◆ **REQUIRED TASKS**
- a) From the MongoDB page extract, reproduce word for word the part that begins with the words containing "How to Convert" and ends with "might use this.".
- b) According to the MongoDB page extract, what must the database be in order to use change streams?

═════ PAGE EXTRACT

Python (by Robert Stewart)

from pymongo import Connection
import time

db = Connection().my_db
coll = db.my_collection
cursor = coll.find(tailable=True)
while cursor.alive:
    try:
        doc = cursor.next()
        print doc
    except StopIteration:
        time.sleep(1)

Perl (by Max)

use 5.010;

use strict;
use warnings;
use MongoDB;

my $db = MongoDB::Connection->new;
my $coll = $db->my_db->my_collection;
my $cursor = $coll->find->tailable(1);
for (;;)
{
    if (defined(my $doc = $cursor->next))
    {
        say $doc;
    }
    else
    {
        sleep 1;
    }
}

Additional Resources:

Ruby/Node.js Tutorial which walks you through creating an application that listens to inserts in a MongoDB capped collection.

An article talking about tailable cursors in more detail.

PHP, Ruby, Python, and Perl examples of using tailable cursors.


Check out this: Change Streams

January 10, 2018 - Release 3.6

*EDIT: I wrote an article about how to do this https://medium.com/riow/mongodb-data-collection-change-85b63d96ff76

https://docs.mongodb.com/v3.6/changeStreams/


It's new in mongodb 3.6 https://docs.mongodb.com/manual/release-notes/3.6/ 2018/01/10

$ mongod --version
db version v3.6.2

In order to use changeStreams the database must be a Replication Set

More about Replication Sets: https://docs.mongodb.com/manual/replication/

Your Database will be a "Standalone" by default.

How to Convert a Standalone to a Replica Set: https://docs.mongodb.com/manual/tutorial/convert-standalone-to-replica-set/


The following example is a practical application for how you might use this.
* Specifically for Node.

══════════
═════ INFORMATION

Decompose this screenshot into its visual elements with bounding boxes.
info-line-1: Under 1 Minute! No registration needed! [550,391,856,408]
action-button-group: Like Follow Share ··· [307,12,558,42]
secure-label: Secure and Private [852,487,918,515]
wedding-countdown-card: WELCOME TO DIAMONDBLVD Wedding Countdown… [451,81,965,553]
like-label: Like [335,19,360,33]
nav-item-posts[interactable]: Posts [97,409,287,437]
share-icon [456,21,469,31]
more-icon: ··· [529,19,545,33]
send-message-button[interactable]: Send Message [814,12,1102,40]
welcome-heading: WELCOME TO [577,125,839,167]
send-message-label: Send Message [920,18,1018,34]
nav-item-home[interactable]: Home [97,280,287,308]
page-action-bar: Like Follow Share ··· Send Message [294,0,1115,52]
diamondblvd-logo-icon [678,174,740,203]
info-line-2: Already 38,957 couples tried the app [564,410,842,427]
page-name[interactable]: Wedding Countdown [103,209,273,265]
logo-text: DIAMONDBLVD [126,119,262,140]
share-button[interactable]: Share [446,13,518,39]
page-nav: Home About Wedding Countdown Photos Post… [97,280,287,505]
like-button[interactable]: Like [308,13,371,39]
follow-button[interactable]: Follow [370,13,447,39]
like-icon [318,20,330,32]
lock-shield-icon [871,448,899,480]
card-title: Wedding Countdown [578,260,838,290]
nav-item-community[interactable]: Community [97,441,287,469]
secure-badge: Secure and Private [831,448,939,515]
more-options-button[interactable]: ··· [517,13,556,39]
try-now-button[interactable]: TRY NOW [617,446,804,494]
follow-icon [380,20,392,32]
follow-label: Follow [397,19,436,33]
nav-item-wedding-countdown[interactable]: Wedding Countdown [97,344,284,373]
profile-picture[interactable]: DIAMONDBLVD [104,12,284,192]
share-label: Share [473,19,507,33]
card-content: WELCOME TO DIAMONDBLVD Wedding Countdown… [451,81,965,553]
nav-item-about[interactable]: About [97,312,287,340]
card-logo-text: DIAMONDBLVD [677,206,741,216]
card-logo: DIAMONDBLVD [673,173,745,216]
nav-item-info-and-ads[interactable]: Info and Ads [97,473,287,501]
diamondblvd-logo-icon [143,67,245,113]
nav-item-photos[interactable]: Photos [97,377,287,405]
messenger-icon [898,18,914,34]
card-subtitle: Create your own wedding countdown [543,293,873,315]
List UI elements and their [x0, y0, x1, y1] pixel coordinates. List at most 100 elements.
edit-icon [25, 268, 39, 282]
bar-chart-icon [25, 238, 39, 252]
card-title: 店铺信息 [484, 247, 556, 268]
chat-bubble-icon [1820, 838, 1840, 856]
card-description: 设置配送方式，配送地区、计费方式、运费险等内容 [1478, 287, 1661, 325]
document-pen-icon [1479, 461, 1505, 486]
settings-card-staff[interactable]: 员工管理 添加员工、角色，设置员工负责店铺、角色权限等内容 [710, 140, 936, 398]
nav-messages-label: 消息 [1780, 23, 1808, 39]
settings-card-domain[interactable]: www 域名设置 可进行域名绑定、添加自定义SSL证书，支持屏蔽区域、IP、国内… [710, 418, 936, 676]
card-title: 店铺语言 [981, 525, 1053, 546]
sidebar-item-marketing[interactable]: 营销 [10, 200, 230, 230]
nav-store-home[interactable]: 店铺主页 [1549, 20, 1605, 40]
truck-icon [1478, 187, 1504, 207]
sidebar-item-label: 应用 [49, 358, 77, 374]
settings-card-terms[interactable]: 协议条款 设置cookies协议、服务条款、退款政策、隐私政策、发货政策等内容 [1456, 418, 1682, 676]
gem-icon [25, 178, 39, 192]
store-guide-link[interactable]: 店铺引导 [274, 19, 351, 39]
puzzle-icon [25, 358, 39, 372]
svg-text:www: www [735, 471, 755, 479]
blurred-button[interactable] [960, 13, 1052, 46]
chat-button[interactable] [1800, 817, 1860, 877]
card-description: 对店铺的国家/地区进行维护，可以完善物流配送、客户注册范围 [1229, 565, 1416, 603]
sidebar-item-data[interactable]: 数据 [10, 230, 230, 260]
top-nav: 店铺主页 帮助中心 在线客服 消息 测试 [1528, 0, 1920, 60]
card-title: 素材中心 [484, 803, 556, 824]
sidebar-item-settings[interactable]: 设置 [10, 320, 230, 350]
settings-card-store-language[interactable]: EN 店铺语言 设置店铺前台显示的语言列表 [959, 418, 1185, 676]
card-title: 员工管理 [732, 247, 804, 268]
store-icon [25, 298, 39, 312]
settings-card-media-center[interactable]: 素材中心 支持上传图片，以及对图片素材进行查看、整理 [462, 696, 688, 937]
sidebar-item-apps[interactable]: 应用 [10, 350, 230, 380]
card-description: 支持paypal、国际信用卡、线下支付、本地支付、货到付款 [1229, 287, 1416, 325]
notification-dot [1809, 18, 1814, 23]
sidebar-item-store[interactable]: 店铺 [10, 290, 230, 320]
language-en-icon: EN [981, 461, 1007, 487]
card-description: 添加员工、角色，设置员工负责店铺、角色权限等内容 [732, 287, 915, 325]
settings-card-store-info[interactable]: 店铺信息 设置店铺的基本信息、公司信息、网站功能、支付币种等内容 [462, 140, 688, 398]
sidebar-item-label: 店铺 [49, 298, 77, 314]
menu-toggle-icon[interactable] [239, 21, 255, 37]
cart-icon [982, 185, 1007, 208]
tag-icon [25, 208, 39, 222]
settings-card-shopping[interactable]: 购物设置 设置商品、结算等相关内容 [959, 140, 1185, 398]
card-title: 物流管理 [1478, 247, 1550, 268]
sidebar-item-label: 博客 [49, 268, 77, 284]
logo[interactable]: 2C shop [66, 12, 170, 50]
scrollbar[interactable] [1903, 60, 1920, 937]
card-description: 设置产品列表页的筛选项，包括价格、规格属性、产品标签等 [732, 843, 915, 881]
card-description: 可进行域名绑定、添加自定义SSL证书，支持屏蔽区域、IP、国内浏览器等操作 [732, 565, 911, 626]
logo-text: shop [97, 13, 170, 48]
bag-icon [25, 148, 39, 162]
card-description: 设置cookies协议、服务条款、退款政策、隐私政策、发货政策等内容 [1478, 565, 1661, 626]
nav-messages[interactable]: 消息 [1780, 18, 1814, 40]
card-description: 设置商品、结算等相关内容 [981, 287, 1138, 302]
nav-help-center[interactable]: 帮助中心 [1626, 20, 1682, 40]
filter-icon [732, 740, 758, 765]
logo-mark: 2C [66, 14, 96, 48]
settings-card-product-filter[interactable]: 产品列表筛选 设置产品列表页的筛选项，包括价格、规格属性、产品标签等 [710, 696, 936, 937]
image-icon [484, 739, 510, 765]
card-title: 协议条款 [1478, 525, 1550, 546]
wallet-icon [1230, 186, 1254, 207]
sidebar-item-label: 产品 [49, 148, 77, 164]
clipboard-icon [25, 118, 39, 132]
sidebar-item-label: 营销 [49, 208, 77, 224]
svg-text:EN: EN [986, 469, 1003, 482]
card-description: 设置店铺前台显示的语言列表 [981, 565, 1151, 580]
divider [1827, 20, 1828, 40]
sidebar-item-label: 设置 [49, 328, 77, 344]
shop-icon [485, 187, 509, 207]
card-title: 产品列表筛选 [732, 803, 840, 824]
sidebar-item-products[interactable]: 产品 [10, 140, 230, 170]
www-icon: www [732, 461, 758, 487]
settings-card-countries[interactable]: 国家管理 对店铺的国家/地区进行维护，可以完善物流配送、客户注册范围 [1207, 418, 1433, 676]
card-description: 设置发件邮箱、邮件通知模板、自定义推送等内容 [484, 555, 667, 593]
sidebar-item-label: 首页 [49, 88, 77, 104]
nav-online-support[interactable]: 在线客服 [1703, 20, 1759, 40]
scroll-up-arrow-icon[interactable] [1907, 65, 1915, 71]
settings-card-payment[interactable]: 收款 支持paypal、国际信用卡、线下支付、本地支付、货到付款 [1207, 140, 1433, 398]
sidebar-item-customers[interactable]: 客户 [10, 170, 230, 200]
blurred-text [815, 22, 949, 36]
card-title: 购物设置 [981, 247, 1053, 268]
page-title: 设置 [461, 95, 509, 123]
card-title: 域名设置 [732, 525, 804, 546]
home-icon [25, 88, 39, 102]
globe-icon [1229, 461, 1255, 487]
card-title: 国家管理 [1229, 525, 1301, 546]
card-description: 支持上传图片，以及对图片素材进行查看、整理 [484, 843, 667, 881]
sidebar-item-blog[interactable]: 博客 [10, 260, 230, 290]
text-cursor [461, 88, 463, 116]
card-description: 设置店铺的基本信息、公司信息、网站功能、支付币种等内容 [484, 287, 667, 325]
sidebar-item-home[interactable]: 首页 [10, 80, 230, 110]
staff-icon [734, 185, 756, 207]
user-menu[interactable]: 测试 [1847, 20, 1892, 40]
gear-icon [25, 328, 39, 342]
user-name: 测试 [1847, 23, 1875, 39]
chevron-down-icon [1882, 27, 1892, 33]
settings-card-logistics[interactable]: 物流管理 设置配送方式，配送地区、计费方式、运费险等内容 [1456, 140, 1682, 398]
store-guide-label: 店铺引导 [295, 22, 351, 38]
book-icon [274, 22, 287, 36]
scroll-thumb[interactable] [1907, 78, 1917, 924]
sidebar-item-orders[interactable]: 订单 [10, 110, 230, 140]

══════════

◆ **ANSWERS TO THIS EXERCISE**
- a)
How to Convert a Standalone to a Replica Set: https://docs.mongodb.com/manual/tutorial/convert-standalone-to-replica-set/


The following example is a practical application for how you might use this.

- b) It must be a Replication Set.